» Stored data:
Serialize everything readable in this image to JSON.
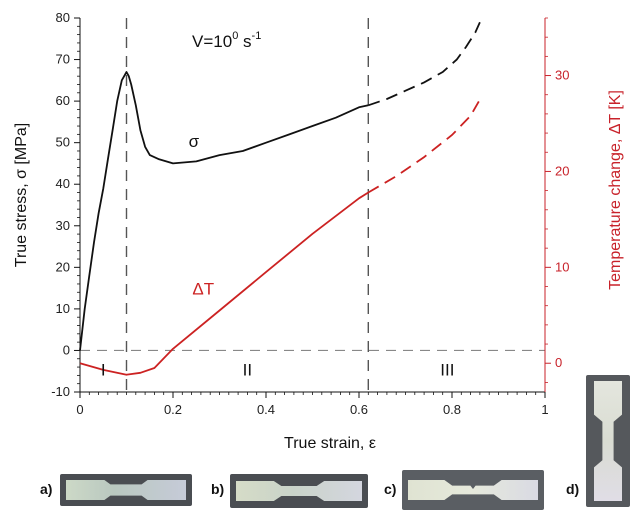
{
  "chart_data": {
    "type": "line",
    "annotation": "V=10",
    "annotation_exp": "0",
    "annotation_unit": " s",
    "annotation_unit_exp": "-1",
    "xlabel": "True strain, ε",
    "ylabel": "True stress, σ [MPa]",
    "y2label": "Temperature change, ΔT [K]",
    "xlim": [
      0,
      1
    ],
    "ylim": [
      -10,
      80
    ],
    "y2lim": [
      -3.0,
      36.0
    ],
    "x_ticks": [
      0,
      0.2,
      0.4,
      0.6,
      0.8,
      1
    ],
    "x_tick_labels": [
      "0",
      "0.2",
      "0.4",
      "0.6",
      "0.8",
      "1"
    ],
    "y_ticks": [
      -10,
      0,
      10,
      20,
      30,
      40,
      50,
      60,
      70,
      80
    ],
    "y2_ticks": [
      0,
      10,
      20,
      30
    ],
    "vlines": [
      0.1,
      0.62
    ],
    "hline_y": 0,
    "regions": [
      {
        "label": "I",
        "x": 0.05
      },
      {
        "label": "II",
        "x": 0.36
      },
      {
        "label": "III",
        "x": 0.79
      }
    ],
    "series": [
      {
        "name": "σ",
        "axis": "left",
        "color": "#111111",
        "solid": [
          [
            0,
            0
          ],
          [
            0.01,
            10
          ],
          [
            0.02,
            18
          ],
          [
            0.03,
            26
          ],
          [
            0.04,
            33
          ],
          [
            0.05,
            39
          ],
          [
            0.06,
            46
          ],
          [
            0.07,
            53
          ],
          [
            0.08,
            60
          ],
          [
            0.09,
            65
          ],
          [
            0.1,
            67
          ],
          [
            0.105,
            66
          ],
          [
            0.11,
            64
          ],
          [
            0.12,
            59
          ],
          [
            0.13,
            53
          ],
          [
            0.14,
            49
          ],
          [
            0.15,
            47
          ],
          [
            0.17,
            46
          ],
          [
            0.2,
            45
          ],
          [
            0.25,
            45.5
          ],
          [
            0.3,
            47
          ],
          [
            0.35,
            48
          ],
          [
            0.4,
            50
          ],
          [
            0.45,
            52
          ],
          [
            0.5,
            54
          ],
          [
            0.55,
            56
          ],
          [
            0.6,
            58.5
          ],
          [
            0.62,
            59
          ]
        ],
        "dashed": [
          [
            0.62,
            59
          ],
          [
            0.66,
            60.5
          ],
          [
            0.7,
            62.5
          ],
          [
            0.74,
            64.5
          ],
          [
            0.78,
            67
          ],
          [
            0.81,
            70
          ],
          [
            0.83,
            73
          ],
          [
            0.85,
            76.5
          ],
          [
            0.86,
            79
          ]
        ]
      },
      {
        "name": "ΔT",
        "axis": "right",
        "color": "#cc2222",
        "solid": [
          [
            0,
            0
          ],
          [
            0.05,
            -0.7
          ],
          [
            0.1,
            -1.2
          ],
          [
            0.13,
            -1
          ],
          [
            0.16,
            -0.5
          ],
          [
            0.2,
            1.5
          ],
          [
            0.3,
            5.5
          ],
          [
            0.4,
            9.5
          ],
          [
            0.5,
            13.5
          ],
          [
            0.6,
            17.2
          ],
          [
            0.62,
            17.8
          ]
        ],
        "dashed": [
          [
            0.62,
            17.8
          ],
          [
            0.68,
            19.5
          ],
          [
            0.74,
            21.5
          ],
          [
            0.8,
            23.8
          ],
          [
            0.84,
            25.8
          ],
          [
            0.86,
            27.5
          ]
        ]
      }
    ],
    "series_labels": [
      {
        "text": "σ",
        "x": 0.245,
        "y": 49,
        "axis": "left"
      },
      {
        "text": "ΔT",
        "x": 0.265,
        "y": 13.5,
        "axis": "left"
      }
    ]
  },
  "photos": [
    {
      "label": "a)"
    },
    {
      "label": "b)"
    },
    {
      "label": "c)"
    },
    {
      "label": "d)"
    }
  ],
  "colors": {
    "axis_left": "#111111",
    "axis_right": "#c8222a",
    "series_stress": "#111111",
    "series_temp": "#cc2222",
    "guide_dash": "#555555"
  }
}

» What the task requires:
Reproduce all of the material above word for word. Omit the pictures.

» Result of the task:
Serialize everything readable in this image to JSON.
{
  "chart_data": {
    "type": "line",
    "annotation": "V=10",
    "annotation_exp": "0",
    "annotation_unit": " s",
    "annotation_unit_exp": "-1",
    "xlabel": "True strain, ε",
    "ylabel": "True stress, σ [MPa]",
    "y2label": "Temperature change, ΔT [K]",
    "xlim": [
      0,
      1
    ],
    "ylim": [
      -10,
      80
    ],
    "y2lim": [
      -3.0,
      36.0
    ],
    "x_ticks": [
      0,
      0.2,
      0.4,
      0.6,
      0.8,
      1
    ],
    "x_tick_labels": [
      "0",
      "0.2",
      "0.4",
      "0.6",
      "0.8",
      "1"
    ],
    "y_ticks": [
      -10,
      0,
      10,
      20,
      30,
      40,
      50,
      60,
      70,
      80
    ],
    "y2_ticks": [
      0,
      10,
      20,
      30
    ],
    "vlines": [
      0.1,
      0.62
    ],
    "hline_y": 0,
    "regions": [
      {
        "label": "I",
        "x": 0.05
      },
      {
        "label": "II",
        "x": 0.36
      },
      {
        "label": "III",
        "x": 0.79
      }
    ],
    "series": [
      {
        "name": "σ",
        "axis": "left",
        "color": "#111111",
        "solid": [
          [
            0,
            0
          ],
          [
            0.01,
            10
          ],
          [
            0.02,
            18
          ],
          [
            0.03,
            26
          ],
          [
            0.04,
            33
          ],
          [
            0.05,
            39
          ],
          [
            0.06,
            46
          ],
          [
            0.07,
            53
          ],
          [
            0.08,
            60
          ],
          [
            0.09,
            65
          ],
          [
            0.1,
            67
          ],
          [
            0.105,
            66
          ],
          [
            0.11,
            64
          ],
          [
            0.12,
            59
          ],
          [
            0.13,
            53
          ],
          [
            0.14,
            49
          ],
          [
            0.15,
            47
          ],
          [
            0.17,
            46
          ],
          [
            0.2,
            45
          ],
          [
            0.25,
            45.5
          ],
          [
            0.3,
            47
          ],
          [
            0.35,
            48
          ],
          [
            0.4,
            50
          ],
          [
            0.45,
            52
          ],
          [
            0.5,
            54
          ],
          [
            0.55,
            56
          ],
          [
            0.6,
            58.5
          ],
          [
            0.62,
            59
          ]
        ],
        "dashed": [
          [
            0.62,
            59
          ],
          [
            0.66,
            60.5
          ],
          [
            0.7,
            62.5
          ],
          [
            0.74,
            64.5
          ],
          [
            0.78,
            67
          ],
          [
            0.81,
            70
          ],
          [
            0.83,
            73
          ],
          [
            0.85,
            76.5
          ],
          [
            0.86,
            79
          ]
        ]
      },
      {
        "name": "ΔT",
        "axis": "right",
        "color": "#cc2222",
        "solid": [
          [
            0,
            0
          ],
          [
            0.05,
            -0.7
          ],
          [
            0.1,
            -1.2
          ],
          [
            0.13,
            -1
          ],
          [
            0.16,
            -0.5
          ],
          [
            0.2,
            1.5
          ],
          [
            0.3,
            5.5
          ],
          [
            0.4,
            9.5
          ],
          [
            0.5,
            13.5
          ],
          [
            0.6,
            17.2
          ],
          [
            0.62,
            17.8
          ]
        ],
        "dashed": [
          [
            0.62,
            17.8
          ],
          [
            0.68,
            19.5
          ],
          [
            0.74,
            21.5
          ],
          [
            0.8,
            23.8
          ],
          [
            0.84,
            25.8
          ],
          [
            0.86,
            27.5
          ]
        ]
      }
    ],
    "series_labels": [
      {
        "text": "σ",
        "x": 0.245,
        "y": 49,
        "axis": "left"
      },
      {
        "text": "ΔT",
        "x": 0.265,
        "y": 13.5,
        "axis": "left"
      }
    ]
  },
  "photos": [
    {
      "label": "a)"
    },
    {
      "label": "b)"
    },
    {
      "label": "c)"
    },
    {
      "label": "d)"
    }
  ],
  "colors": {
    "axis_left": "#111111",
    "axis_right": "#c8222a",
    "series_stress": "#111111",
    "series_temp": "#cc2222",
    "guide_dash": "#555555"
  }
}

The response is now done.